**Given task:**
Return the entries below in their exact form, leaving the pictures out.

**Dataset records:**
########################################
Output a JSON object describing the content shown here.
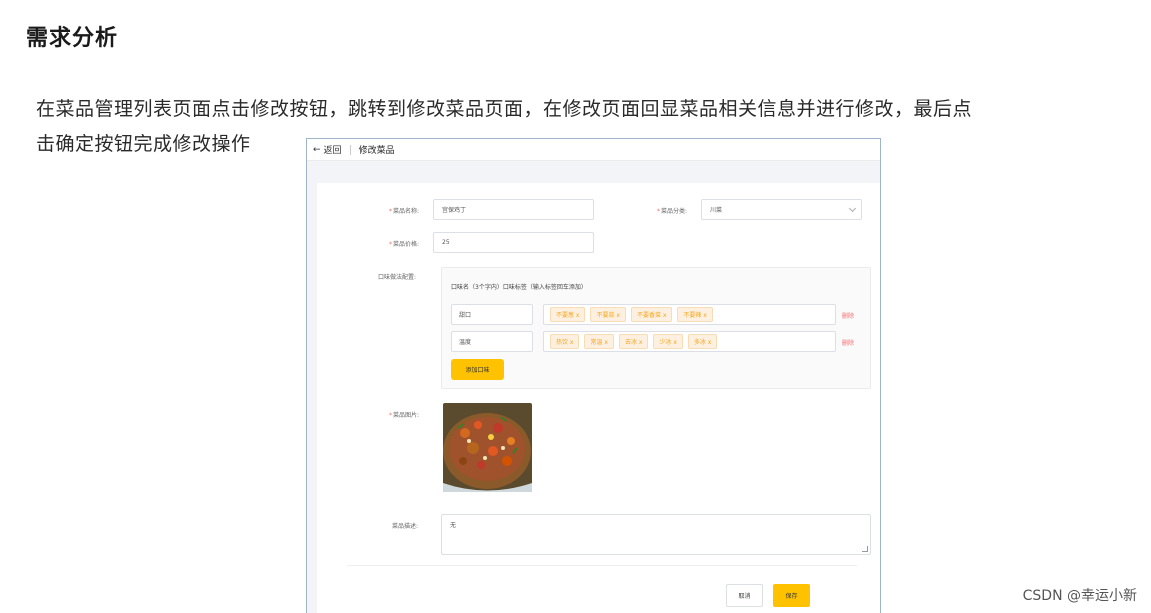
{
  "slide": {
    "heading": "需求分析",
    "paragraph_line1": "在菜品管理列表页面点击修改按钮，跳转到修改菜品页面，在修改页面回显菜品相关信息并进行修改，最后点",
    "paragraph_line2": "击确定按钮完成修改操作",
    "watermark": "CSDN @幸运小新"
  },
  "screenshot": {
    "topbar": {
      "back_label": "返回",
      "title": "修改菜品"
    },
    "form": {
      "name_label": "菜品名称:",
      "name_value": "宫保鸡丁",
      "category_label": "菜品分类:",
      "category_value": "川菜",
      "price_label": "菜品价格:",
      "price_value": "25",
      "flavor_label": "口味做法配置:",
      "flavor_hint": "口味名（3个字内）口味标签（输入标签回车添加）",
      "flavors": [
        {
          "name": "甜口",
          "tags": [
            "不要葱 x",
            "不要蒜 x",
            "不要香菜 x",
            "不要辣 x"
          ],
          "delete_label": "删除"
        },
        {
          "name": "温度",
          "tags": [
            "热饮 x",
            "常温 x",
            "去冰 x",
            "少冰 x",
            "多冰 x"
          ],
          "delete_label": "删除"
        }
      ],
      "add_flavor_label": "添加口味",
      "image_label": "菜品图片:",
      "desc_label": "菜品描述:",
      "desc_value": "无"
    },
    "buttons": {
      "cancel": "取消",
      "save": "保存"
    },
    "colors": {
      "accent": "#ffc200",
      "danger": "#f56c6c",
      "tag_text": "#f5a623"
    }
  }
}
########################################
**Answer to this problem:**
Output a JSON object describing the content shown here.
{
  "slide": {
    "heading": "需求分析",
    "paragraph_line1": "在菜品管理列表页面点击修改按钮，跳转到修改菜品页面，在修改页面回显菜品相关信息并进行修改，最后点",
    "paragraph_line2": "击确定按钮完成修改操作",
    "watermark": "CSDN @幸运小新"
  },
  "screenshot": {
    "topbar": {
      "back_label": "返回",
      "title": "修改菜品"
    },
    "form": {
      "name_label": "菜品名称:",
      "name_value": "宫保鸡丁",
      "category_label": "菜品分类:",
      "category_value": "川菜",
      "price_label": "菜品价格:",
      "price_value": "25",
      "flavor_label": "口味做法配置:",
      "flavor_hint": "口味名（3个字内）口味标签（输入标签回车添加）",
      "flavors": [
        {
          "name": "甜口",
          "tags": [
            "不要葱 x",
            "不要蒜 x",
            "不要香菜 x",
            "不要辣 x"
          ],
          "delete_label": "删除"
        },
        {
          "name": "温度",
          "tags": [
            "热饮 x",
            "常温 x",
            "去冰 x",
            "少冰 x",
            "多冰 x"
          ],
          "delete_label": "删除"
        }
      ],
      "add_flavor_label": "添加口味",
      "image_label": "菜品图片:",
      "desc_label": "菜品描述:",
      "desc_value": "无"
    },
    "buttons": {
      "cancel": "取消",
      "save": "保存"
    },
    "colors": {
      "accent": "#ffc200",
      "danger": "#f56c6c",
      "tag_text": "#f5a623"
    }
  }
}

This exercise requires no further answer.